WHAT TO PRODUCE
Give all the lines below again, exactly, with no pictures.

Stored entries
>>>>

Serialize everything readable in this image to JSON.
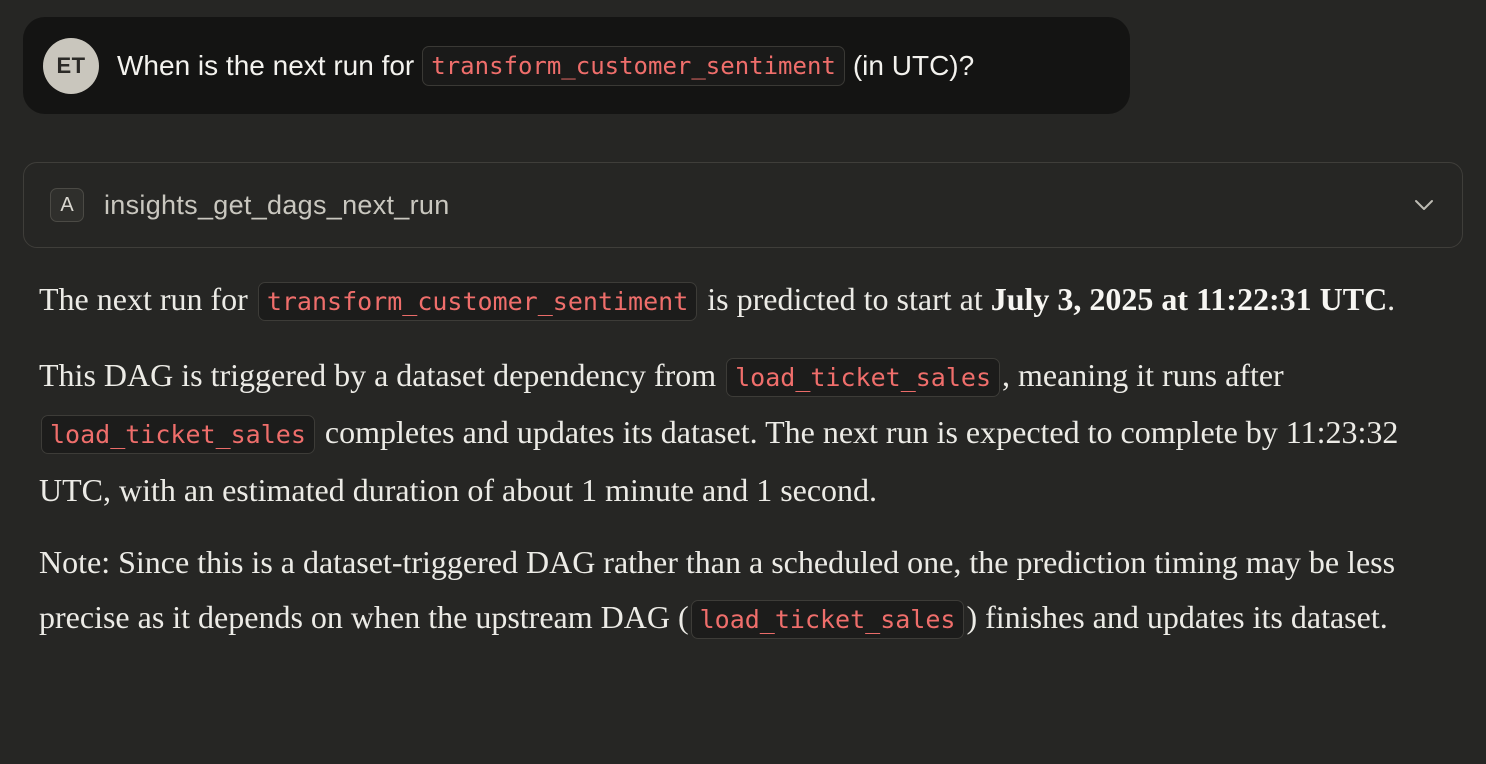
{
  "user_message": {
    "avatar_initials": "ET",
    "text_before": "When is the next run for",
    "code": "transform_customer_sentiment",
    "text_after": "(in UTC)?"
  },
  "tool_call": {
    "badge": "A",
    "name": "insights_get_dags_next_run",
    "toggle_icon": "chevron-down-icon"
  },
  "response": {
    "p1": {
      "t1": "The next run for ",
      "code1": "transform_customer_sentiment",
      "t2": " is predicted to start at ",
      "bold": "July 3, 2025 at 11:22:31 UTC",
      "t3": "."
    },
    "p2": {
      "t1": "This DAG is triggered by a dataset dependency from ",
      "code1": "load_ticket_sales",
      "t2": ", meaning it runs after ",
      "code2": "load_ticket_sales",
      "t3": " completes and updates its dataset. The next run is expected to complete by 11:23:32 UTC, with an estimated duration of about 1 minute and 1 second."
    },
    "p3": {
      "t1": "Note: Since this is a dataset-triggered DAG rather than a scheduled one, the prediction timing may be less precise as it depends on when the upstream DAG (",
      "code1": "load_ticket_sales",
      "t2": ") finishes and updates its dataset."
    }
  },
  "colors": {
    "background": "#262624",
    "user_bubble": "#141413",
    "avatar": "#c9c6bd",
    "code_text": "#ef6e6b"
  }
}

<<<<

EXERCISE ANSWER
Serialize everything readable in this image to JSON.
{
  "user_message": {
    "avatar_initials": "ET",
    "text_before": "When is the next run for",
    "code": "transform_customer_sentiment",
    "text_after": "(in UTC)?"
  },
  "tool_call": {
    "badge": "A",
    "name": "insights_get_dags_next_run",
    "toggle_icon": "chevron-down-icon"
  },
  "response": {
    "p1": {
      "t1": "The next run for ",
      "code1": "transform_customer_sentiment",
      "t2": " is predicted to start at ",
      "bold": "July 3, 2025 at 11:22:31 UTC",
      "t3": "."
    },
    "p2": {
      "t1": "This DAG is triggered by a dataset dependency from ",
      "code1": "load_ticket_sales",
      "t2": ", meaning it runs after ",
      "code2": "load_ticket_sales",
      "t3": " completes and updates its dataset. The next run is expected to complete by 11:23:32 UTC, with an estimated duration of about 1 minute and 1 second."
    },
    "p3": {
      "t1": "Note: Since this is a dataset-triggered DAG rather than a scheduled one, the prediction timing may be less precise as it depends on when the upstream DAG (",
      "code1": "load_ticket_sales",
      "t2": ") finishes and updates its dataset."
    }
  },
  "colors": {
    "background": "#262624",
    "user_bubble": "#141413",
    "avatar": "#c9c6bd",
    "code_text": "#ef6e6b"
  }
}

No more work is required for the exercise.